WHAT IS REQUIRED - Copy the data exactly as it appears, and do not include any pictures.

RECORD SET -

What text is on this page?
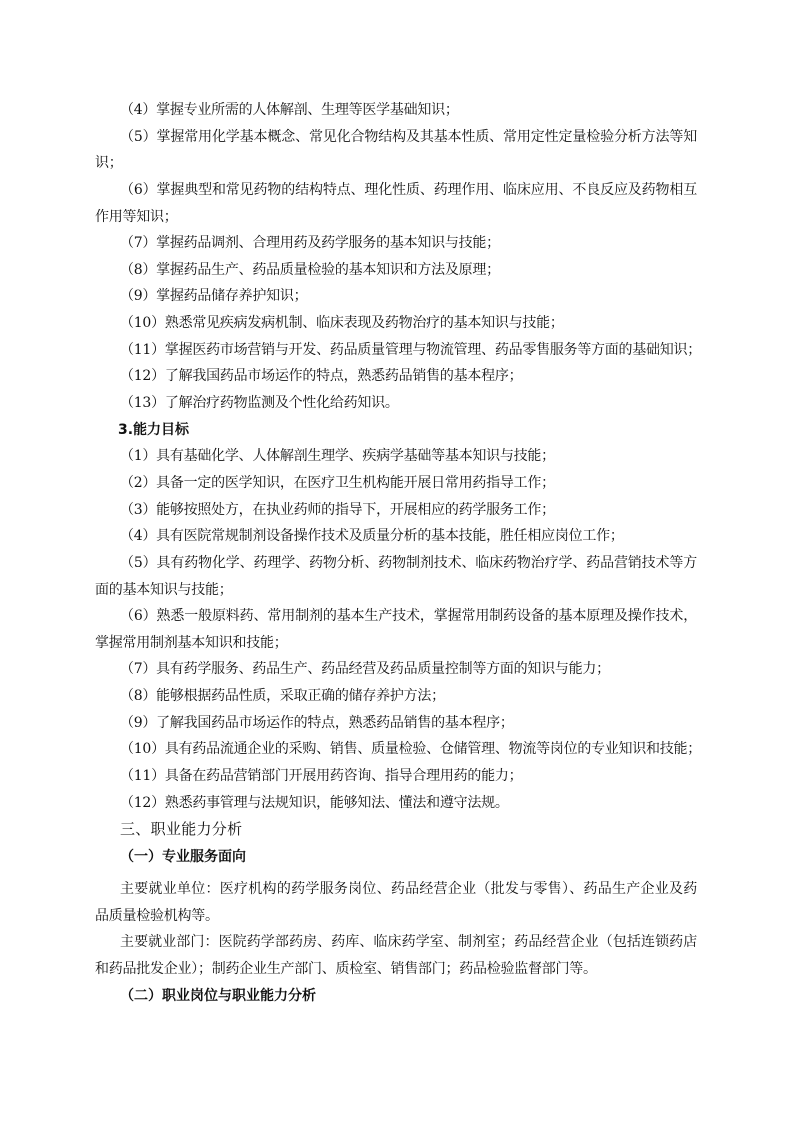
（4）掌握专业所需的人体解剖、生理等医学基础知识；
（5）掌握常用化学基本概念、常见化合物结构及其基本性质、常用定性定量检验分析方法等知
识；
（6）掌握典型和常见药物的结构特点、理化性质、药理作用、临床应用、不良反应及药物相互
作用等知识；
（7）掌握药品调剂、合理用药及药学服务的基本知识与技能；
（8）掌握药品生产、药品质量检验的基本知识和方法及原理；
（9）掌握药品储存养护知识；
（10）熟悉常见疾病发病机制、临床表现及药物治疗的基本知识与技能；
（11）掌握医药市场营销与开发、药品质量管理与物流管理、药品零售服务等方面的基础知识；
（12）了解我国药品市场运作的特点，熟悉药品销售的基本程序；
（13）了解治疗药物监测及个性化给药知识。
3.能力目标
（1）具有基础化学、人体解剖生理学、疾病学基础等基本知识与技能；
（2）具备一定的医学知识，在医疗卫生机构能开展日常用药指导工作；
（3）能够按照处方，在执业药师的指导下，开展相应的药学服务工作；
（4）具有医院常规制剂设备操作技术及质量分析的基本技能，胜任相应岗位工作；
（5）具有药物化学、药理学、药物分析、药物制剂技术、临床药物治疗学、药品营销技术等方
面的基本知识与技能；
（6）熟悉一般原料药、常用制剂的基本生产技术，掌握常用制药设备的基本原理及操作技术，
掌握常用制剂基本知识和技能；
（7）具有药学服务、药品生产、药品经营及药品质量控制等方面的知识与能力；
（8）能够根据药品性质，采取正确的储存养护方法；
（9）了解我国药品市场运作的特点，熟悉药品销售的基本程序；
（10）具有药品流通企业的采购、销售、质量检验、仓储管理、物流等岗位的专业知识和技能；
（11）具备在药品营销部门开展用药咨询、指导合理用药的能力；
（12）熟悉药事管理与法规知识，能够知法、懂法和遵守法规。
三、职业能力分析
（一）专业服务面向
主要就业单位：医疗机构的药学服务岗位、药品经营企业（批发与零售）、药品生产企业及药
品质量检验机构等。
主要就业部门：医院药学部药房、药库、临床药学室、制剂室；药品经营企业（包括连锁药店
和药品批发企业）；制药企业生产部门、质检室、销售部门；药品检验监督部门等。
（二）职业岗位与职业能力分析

ANSWER TO THE PROBLEM -
What text is on this page?
（4）掌握专业所需的人体解剖、生理等医学基础知识；
（5）掌握常用化学基本概念、常见化合物结构及其基本性质、常用定性定量检验分析方法等知
识；
（6）掌握典型和常见药物的结构特点、理化性质、药理作用、临床应用、不良反应及药物相互
作用等知识；
（7）掌握药品调剂、合理用药及药学服务的基本知识与技能；
（8）掌握药品生产、药品质量检验的基本知识和方法及原理；
（9）掌握药品储存养护知识；
（10）熟悉常见疾病发病机制、临床表现及药物治疗的基本知识与技能；
（11）掌握医药市场营销与开发、药品质量管理与物流管理、药品零售服务等方面的基础知识；
（12）了解我国药品市场运作的特点，熟悉药品销售的基本程序；
（13）了解治疗药物监测及个性化给药知识。
3.能力目标
（1）具有基础化学、人体解剖生理学、疾病学基础等基本知识与技能；
（2）具备一定的医学知识，在医疗卫生机构能开展日常用药指导工作；
（3）能够按照处方，在执业药师的指导下，开展相应的药学服务工作；
（4）具有医院常规制剂设备操作技术及质量分析的基本技能，胜任相应岗位工作；
（5）具有药物化学、药理学、药物分析、药物制剂技术、临床药物治疗学、药品营销技术等方
面的基本知识与技能；
（6）熟悉一般原料药、常用制剂的基本生产技术，掌握常用制药设备的基本原理及操作技术，
掌握常用制剂基本知识和技能；
（7）具有药学服务、药品生产、药品经营及药品质量控制等方面的知识与能力；
（8）能够根据药品性质，采取正确的储存养护方法；
（9）了解我国药品市场运作的特点，熟悉药品销售的基本程序；
（10）具有药品流通企业的采购、销售、质量检验、仓储管理、物流等岗位的专业知识和技能；
（11）具备在药品营销部门开展用药咨询、指导合理用药的能力；
（12）熟悉药事管理与法规知识，能够知法、懂法和遵守法规。
三、职业能力分析
（一）专业服务面向
主要就业单位：医疗机构的药学服务岗位、药品经营企业（批发与零售）、药品生产企业及药
品质量检验机构等。
主要就业部门：医院药学部药房、药库、临床药学室、制剂室；药品经营企业（包括连锁药店
和药品批发企业）；制药企业生产部门、质检室、销售部门；药品检验监督部门等。
（二）职业岗位与职业能力分析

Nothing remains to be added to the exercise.